··· SUPPLIED ENTRIES

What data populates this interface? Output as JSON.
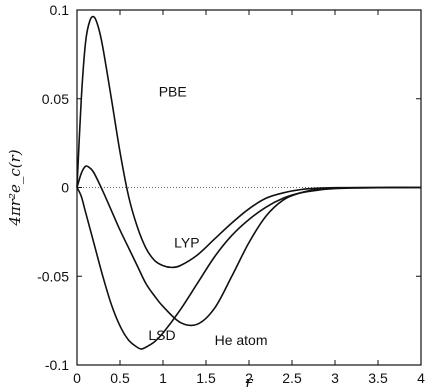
{
  "chart_data": {
    "type": "line",
    "xlabel": "r",
    "ylabel": "4πr²e_c(r)",
    "xlim": [
      0,
      4
    ],
    "ylim": [
      -0.1,
      0.1
    ],
    "xticks": [
      "0",
      "0.5",
      "1",
      "1.5",
      "2",
      "2.5",
      "3",
      "3.5",
      "4"
    ],
    "yticks": [
      "0.1",
      "0.05",
      "0",
      "-0.05",
      "-0.1"
    ],
    "grid": false,
    "reference_line": {
      "y": 0,
      "style": "dotted"
    },
    "annotations": [
      {
        "text": "PBE",
        "x": 0.95,
        "y": 0.054
      },
      {
        "text": "LYP",
        "x": 1.13,
        "y": -0.031
      },
      {
        "text": "LSD",
        "x": 0.83,
        "y": -0.083
      },
      {
        "text": "He atom",
        "x": 1.6,
        "y": -0.086
      }
    ],
    "series": [
      {
        "label": "PBE",
        "x": [
          0,
          0.05,
          0.1,
          0.15,
          0.2,
          0.25,
          0.3,
          0.4,
          0.5,
          0.6,
          0.7,
          0.8,
          0.9,
          1.0,
          1.1,
          1.2,
          1.4,
          1.6,
          1.8,
          2.0,
          2.2,
          2.4,
          2.6,
          2.8,
          3.0,
          3.5,
          4.0
        ],
        "y": [
          0,
          0.05,
          0.082,
          0.094,
          0.096,
          0.09,
          0.079,
          0.05,
          0.02,
          -0.005,
          -0.022,
          -0.034,
          -0.041,
          -0.044,
          -0.045,
          -0.044,
          -0.038,
          -0.029,
          -0.02,
          -0.012,
          -0.006,
          -0.003,
          -0.0012,
          -0.0004,
          -0.0001,
          0,
          0
        ]
      },
      {
        "label": "LYP",
        "x": [
          0,
          0.05,
          0.1,
          0.15,
          0.2,
          0.3,
          0.4,
          0.5,
          0.6,
          0.7,
          0.8,
          0.9,
          1.0,
          1.2,
          1.4,
          1.6,
          1.8,
          2.0,
          2.2,
          2.4,
          2.6,
          2.8,
          3.0,
          3.5,
          4.0
        ],
        "y": [
          0,
          0.008,
          0.012,
          0.011,
          0.008,
          -0.002,
          -0.013,
          -0.024,
          -0.034,
          -0.044,
          -0.054,
          -0.061,
          -0.067,
          -0.076,
          -0.077,
          -0.068,
          -0.05,
          -0.031,
          -0.016,
          -0.007,
          -0.003,
          -0.001,
          -0.0003,
          0,
          0
        ]
      },
      {
        "label": "LSD",
        "x": [
          0,
          0.05,
          0.1,
          0.2,
          0.3,
          0.4,
          0.5,
          0.6,
          0.7,
          0.75,
          0.8,
          0.9,
          1.0,
          1.2,
          1.4,
          1.6,
          1.8,
          2.0,
          2.2,
          2.4,
          2.6,
          2.8,
          3.0,
          3.5,
          4.0
        ],
        "y": [
          0,
          -0.005,
          -0.014,
          -0.032,
          -0.05,
          -0.066,
          -0.078,
          -0.086,
          -0.09,
          -0.091,
          -0.09,
          -0.087,
          -0.082,
          -0.069,
          -0.054,
          -0.039,
          -0.027,
          -0.018,
          -0.011,
          -0.006,
          -0.003,
          -0.0015,
          -0.0006,
          -0.0001,
          0
        ]
      }
    ]
  }
}
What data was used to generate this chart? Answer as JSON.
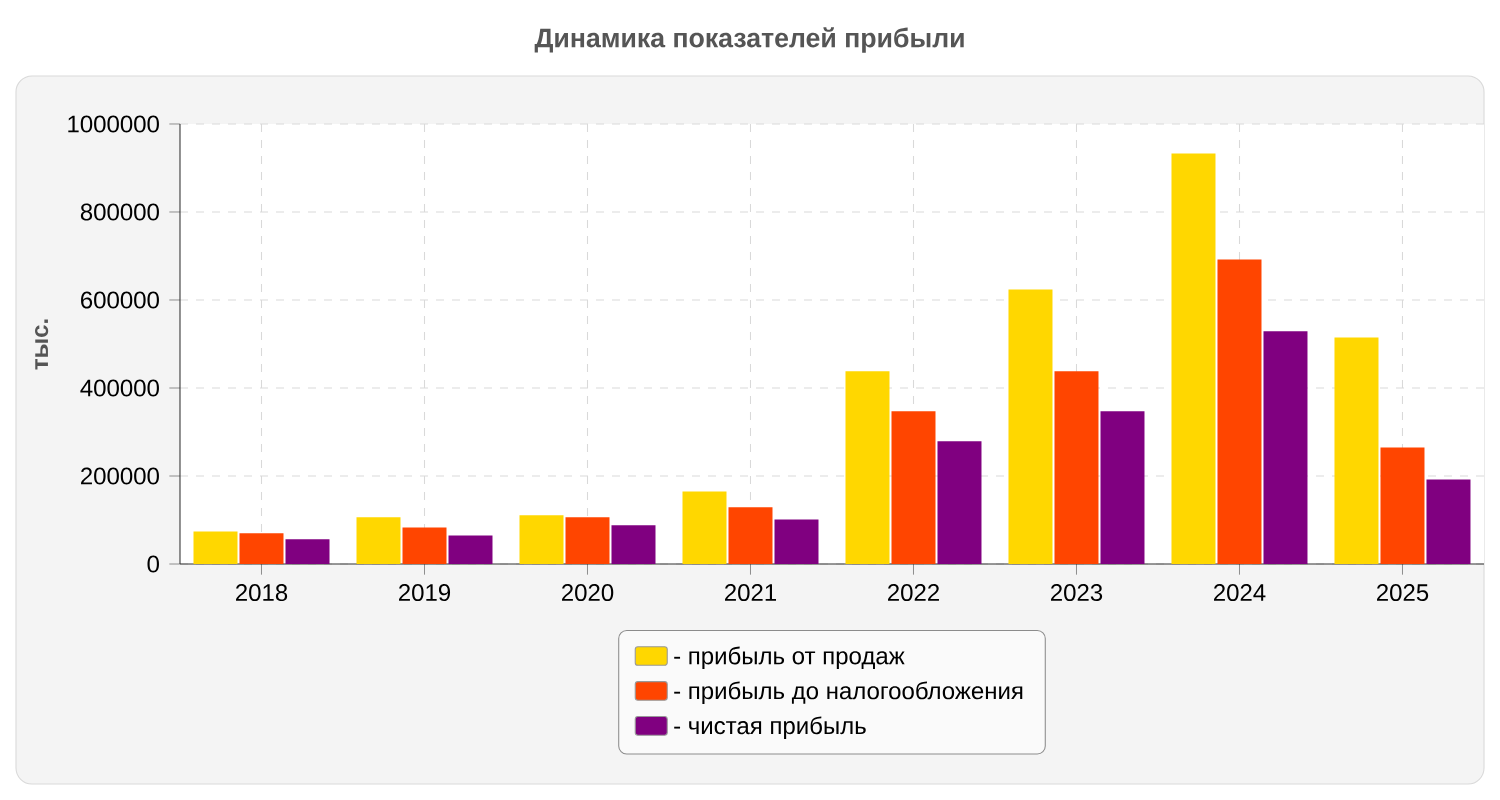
{
  "chart_data": {
    "type": "bar",
    "title": "Динамика показателей прибыли",
    "ylabel": "тыс.",
    "categories": [
      "2018",
      "2019",
      "2020",
      "2021",
      "2022",
      "2023",
      "2024",
      "2025"
    ],
    "series": [
      {
        "name": "- прибыль от продаж",
        "color": "#ffd700",
        "values": [
          74000,
          106000,
          111000,
          165000,
          438000,
          624000,
          933000,
          515000
        ]
      },
      {
        "name": "- прибыль до налогообложения",
        "color": "#ff4500",
        "values": [
          70000,
          83000,
          106000,
          129000,
          347000,
          438000,
          692000,
          265000
        ]
      },
      {
        "name": "- чистая прибыль",
        "color": "#800080",
        "values": [
          56000,
          65000,
          88000,
          101000,
          279000,
          347000,
          529000,
          192000
        ]
      }
    ],
    "ylim": [
      0,
      1000000
    ],
    "yticks": [
      0,
      200000,
      400000,
      600000,
      800000,
      1000000
    ],
    "grid": true,
    "legend": "bottom"
  }
}
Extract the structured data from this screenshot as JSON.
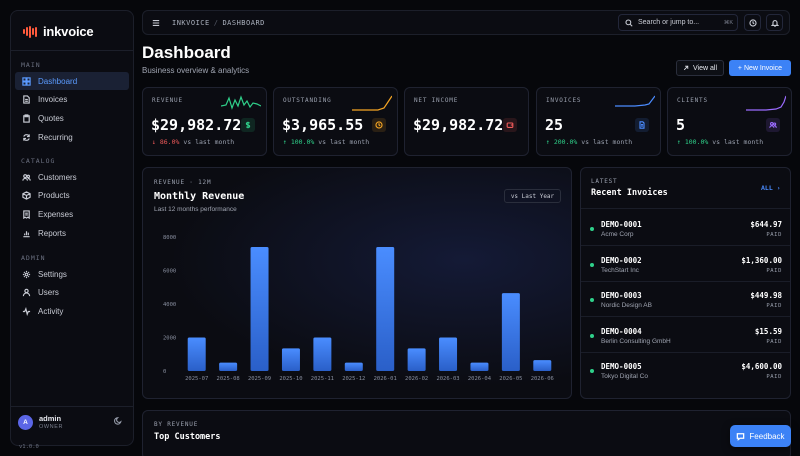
{
  "brand": {
    "name": "inkvoice",
    "accent": "#ff5a3c"
  },
  "sidebar": {
    "sections": [
      {
        "label": "MAIN",
        "items": [
          {
            "label": "Dashboard",
            "icon": "grid-icon",
            "active": true
          },
          {
            "label": "Invoices",
            "icon": "file-icon"
          },
          {
            "label": "Quotes",
            "icon": "clipboard-icon"
          },
          {
            "label": "Recurring",
            "icon": "refresh-icon"
          }
        ]
      },
      {
        "label": "CATALOG",
        "items": [
          {
            "label": "Customers",
            "icon": "users-icon"
          },
          {
            "label": "Products",
            "icon": "box-icon"
          },
          {
            "label": "Expenses",
            "icon": "receipt-icon"
          },
          {
            "label": "Reports",
            "icon": "chart-icon"
          }
        ]
      },
      {
        "label": "ADMIN",
        "items": [
          {
            "label": "Settings",
            "icon": "gear-icon"
          },
          {
            "label": "Users",
            "icon": "user-icon"
          },
          {
            "label": "Activity",
            "icon": "activity-icon"
          }
        ]
      }
    ],
    "user": {
      "initial": "A",
      "name": "admin",
      "role": "OWNER"
    },
    "version": "v1.0.0"
  },
  "topbar": {
    "crumb_root": "INKVOICE",
    "crumb_sep": "/",
    "crumb_current": "DASHBOARD",
    "search_placeholder": "Search or jump to...",
    "search_kbd": "⌘K"
  },
  "header": {
    "title": "Dashboard",
    "subtitle": "Business overview & analytics",
    "view_all": "View all",
    "new_invoice": "+ New Invoice"
  },
  "stats": [
    {
      "label": "REVENUE",
      "value": "$29,982.72",
      "change": "86.0%",
      "direction": "down",
      "suffix": "vs last month",
      "color": "#2fd08a",
      "icon": "dollar-icon"
    },
    {
      "label": "OUTSTANDING",
      "value": "$3,965.55",
      "change": "100.0%",
      "direction": "up",
      "suffix": "vs last month",
      "color": "#f5a524",
      "icon": "clock-icon"
    },
    {
      "label": "NET INCOME",
      "value": "$29,982.72",
      "change": "",
      "direction": "",
      "suffix": "",
      "color": "#f05a5a",
      "icon": "wallet-icon"
    },
    {
      "label": "INVOICES",
      "value": "25",
      "change": "200.0%",
      "direction": "up",
      "suffix": "vs last month",
      "color": "#4b8cff",
      "icon": "document-icon"
    },
    {
      "label": "CLIENTS",
      "value": "5",
      "change": "100.0%",
      "direction": "up",
      "suffix": "vs last month",
      "color": "#9b6bff",
      "icon": "users-icon"
    }
  ],
  "revenue_chart": {
    "eyebrow": "REVENUE · 12M",
    "title": "Monthly Revenue",
    "subtitle": "Last 12 months performance",
    "toggle": "vs Last Year"
  },
  "chart_data": {
    "type": "bar",
    "title": "Monthly Revenue",
    "categories": [
      "2025-07",
      "2025-08",
      "2025-09",
      "2025-10",
      "2025-11",
      "2025-12",
      "2026-01",
      "2026-02",
      "2026-03",
      "2026-04",
      "2026-05",
      "2026-06"
    ],
    "values": [
      2000,
      500,
      7400,
      1350,
      2000,
      500,
      7400,
      1350,
      2000,
      500,
      4650,
      650
    ],
    "ylim": [
      0,
      8000
    ],
    "yticks": [
      "0",
      "2000",
      "4000",
      "6000",
      "8000"
    ],
    "color": "#3c82f6"
  },
  "invoices": {
    "eyebrow": "LATEST",
    "title": "Recent Invoices",
    "all_label": "ALL ›",
    "rows": [
      {
        "id": "DEMO-0001",
        "client": "Acme Corp",
        "amount": "$644.97",
        "status": "PAID"
      },
      {
        "id": "DEMO-0002",
        "client": "TechStart Inc",
        "amount": "$1,360.00",
        "status": "PAID"
      },
      {
        "id": "DEMO-0003",
        "client": "Nordic Design AB",
        "amount": "$449.98",
        "status": "PAID"
      },
      {
        "id": "DEMO-0004",
        "client": "Berlin Consulting GmbH",
        "amount": "$15.59",
        "status": "PAID"
      },
      {
        "id": "DEMO-0005",
        "client": "Tokyo Digital Co",
        "amount": "$4,600.00",
        "status": "PAID"
      }
    ]
  },
  "customers": {
    "eyebrow": "BY REVENUE",
    "title": "Top Customers"
  },
  "feedback": {
    "label": "Feedback"
  }
}
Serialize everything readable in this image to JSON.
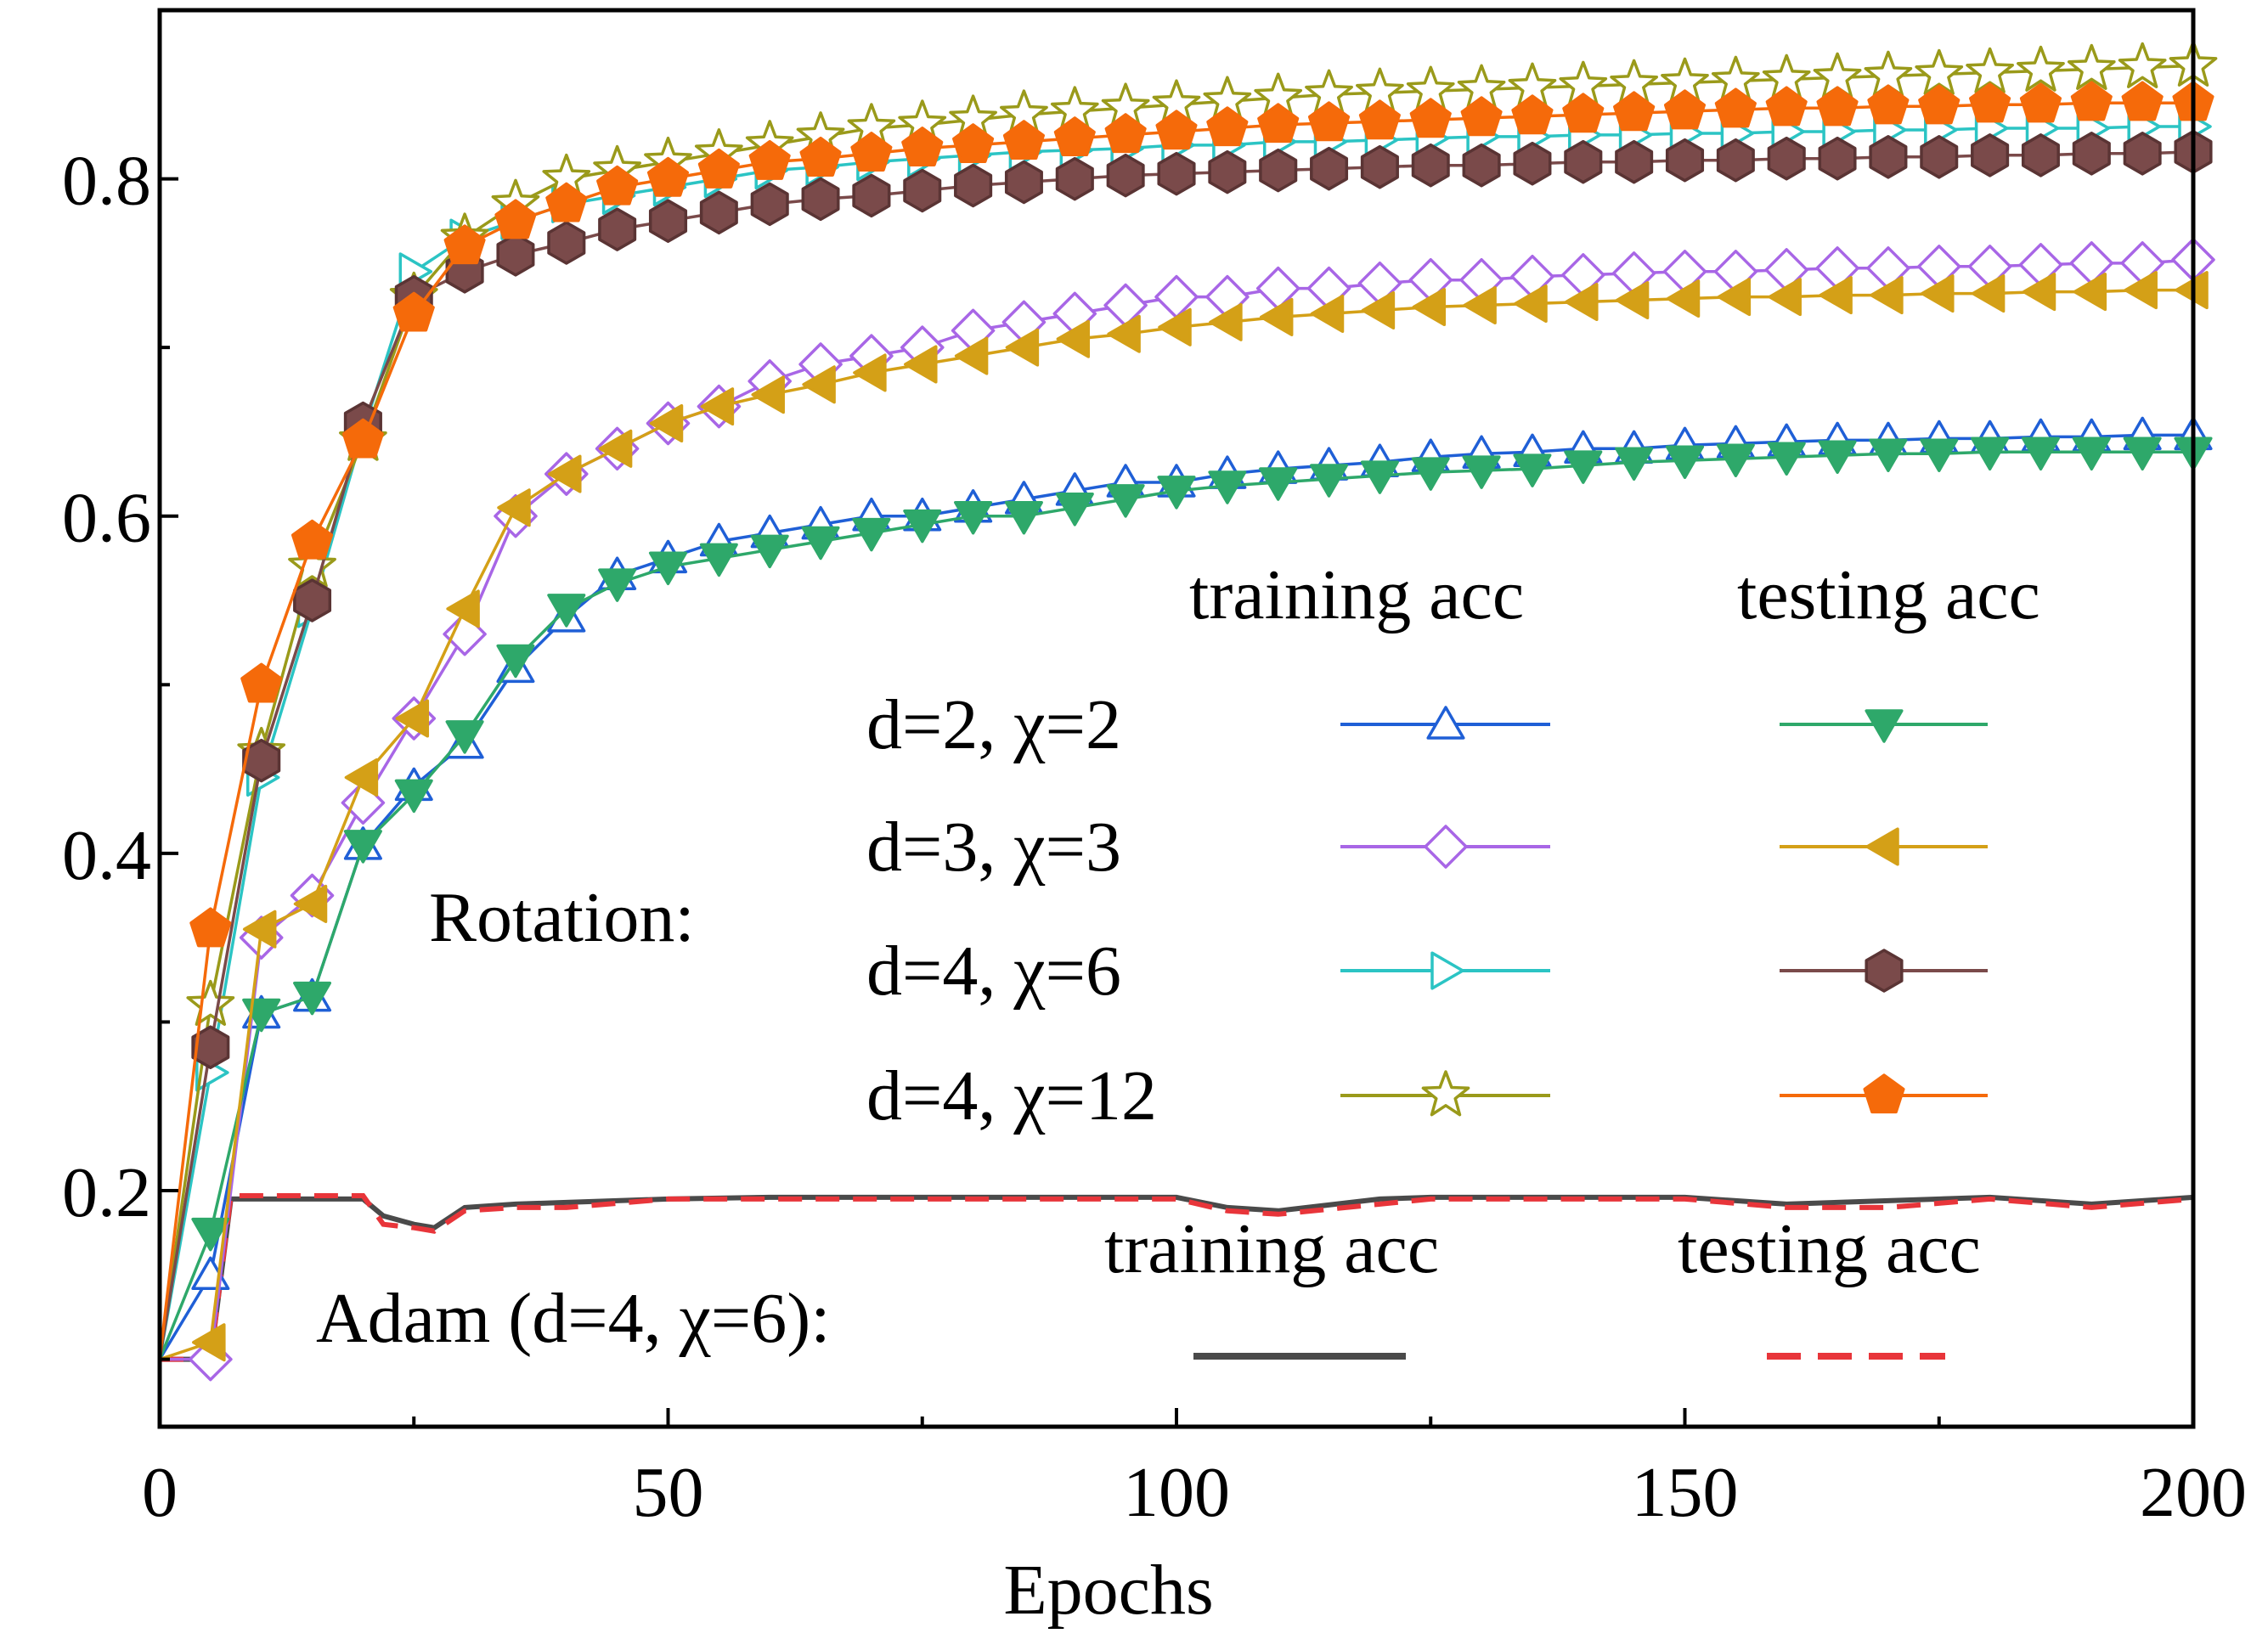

······

Find the lines above holding the word "name" and show them.

        "name": "- прибыль от продаж",
        "name": "- прибыль до налогообложения",
        "name": "- чистая прибыль",
    "name": "inkvoice",
      "name": "admin",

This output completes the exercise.